*What the task asks:*
Below are some entries; can you quote all of them exactly?

Data entries:
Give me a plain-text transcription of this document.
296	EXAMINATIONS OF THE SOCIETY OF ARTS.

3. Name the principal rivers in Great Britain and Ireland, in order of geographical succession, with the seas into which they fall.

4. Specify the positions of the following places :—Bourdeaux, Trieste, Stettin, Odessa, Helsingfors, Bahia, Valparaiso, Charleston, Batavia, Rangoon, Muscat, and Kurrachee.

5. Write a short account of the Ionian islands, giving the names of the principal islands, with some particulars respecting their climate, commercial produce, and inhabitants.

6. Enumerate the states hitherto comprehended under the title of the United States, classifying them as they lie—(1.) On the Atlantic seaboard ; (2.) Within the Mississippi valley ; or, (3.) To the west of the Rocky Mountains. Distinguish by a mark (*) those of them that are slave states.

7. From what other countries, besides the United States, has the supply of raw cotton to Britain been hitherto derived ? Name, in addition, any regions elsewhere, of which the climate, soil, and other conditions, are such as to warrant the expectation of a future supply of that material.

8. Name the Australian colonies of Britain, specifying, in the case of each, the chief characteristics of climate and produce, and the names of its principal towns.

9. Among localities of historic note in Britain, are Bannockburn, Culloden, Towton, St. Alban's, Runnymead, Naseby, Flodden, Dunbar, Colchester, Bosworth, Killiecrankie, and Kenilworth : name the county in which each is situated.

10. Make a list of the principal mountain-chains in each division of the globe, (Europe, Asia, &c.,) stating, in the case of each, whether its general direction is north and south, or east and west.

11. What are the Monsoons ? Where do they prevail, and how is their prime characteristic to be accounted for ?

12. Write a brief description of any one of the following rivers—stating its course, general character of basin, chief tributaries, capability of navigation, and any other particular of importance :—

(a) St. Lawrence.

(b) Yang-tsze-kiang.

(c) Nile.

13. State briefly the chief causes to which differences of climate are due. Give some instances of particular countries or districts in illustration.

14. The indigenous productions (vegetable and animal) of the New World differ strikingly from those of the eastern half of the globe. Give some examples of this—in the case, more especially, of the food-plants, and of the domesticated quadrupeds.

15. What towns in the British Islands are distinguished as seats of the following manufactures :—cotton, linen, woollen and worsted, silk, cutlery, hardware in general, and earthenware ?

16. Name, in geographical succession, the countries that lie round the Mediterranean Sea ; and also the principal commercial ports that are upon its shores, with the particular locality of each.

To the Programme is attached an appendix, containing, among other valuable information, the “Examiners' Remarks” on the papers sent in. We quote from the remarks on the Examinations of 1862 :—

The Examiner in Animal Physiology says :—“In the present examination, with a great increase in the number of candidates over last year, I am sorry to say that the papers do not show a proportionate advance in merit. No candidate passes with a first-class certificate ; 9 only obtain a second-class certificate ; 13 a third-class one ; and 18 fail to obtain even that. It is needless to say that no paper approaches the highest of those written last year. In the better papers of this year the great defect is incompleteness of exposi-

*Task output:*
Give me a plain-text transcription of this document.
296	EXAMINATIONS OF THE SOCIETY OF ARTS.

3. Name the principal rivers in Great Britain and Ireland, in order of geographical succession, with the seas into which they fall.

4. Specify the positions of the following places :—Bourdeaux, Trieste, Stettin, Odessa, Helsingfors, Bahia, Valparaiso, Charleston, Batavia, Rangoon, Muscat, and Kurrachee.

5. Write a short account of the Ionian islands, giving the names of the principal islands, with some particulars respecting their climate, commercial produce, and inhabitants.

6. Enumerate the states hitherto comprehended under the title of the United States, classifying them as they lie—(1.) On the Atlantic seaboard ; (2.) Within the Mississippi valley ; or, (3.) To the west of the Rocky Mountains. Distinguish by a mark (*) those of them that are slave states.

7. From what other countries, besides the United States, has the supply of raw cotton to Britain been hitherto derived ? Name, in addition, any regions elsewhere, of which the climate, soil, and other conditions, are such as to warrant the expectation of a future supply of that material.

8. Name the Australian colonies of Britain, specifying, in the case of each, the chief characteristics of climate and produce, and the names of its principal towns.

9. Among localities of historic note in Britain, are Bannockburn, Culloden, Towton, St. Alban's, Runnymead, Naseby, Flodden, Dunbar, Colchester, Bosworth, Killiecrankie, and Kenilworth : name the county in which each is situated.

10. Make a list of the principal mountain-chains in each division of the globe, (Europe, Asia, &c.,) stating, in the case of each, whether its general direction is north and south, or east and west.

11. What are the Monsoons ? Where do they prevail, and how is their prime characteristic to be accounted for ?

12. Write a brief description of any one of the following rivers—stating its course, general character of basin, chief tributaries, capability of navigation, and any other particular of importance :—

(a) St. Lawrence.

(b) Yang-tsze-kiang.

(c) Nile.

13. State briefly the chief causes to which differences of climate are due. Give some instances of particular countries or districts in illustration.

14. The indigenous productions (vegetable and animal) of the New World differ strikingly from those of the eastern half of the globe. Give some examples of this—in the case, more especially, of the food-plants, and of the domesticated quadrupeds.

15. What towns in the British Islands are distinguished as seats of the following manufactures :—cotton, linen, woollen and worsted, silk, cutlery, hardware in general, and earthenware ?

16. Name, in geographical succession, the countries that lie round the Mediterranean Sea ; and also the principal commercial ports that are upon its shores, with the particular locality of each.

To the Programme is attached an appendix, containing, among other valuable information, the “Examiners' Remarks” on the papers sent in. We quote from the remarks on the Examinations of 1862 :—

The Examiner in Animal Physiology says :—“In the present examination, with a great increase in the number of candidates over last year, I am sorry to say that the papers do not show a proportionate advance in merit. No candidate passes with a first-class certificate ; 9 only obtain a second-class certificate ; 13 a third-class one ; and 18 fail to obtain even that. It is needless to say that no paper approaches the highest of those written last year. In the better papers of this year the great defect is incompleteness of exposi-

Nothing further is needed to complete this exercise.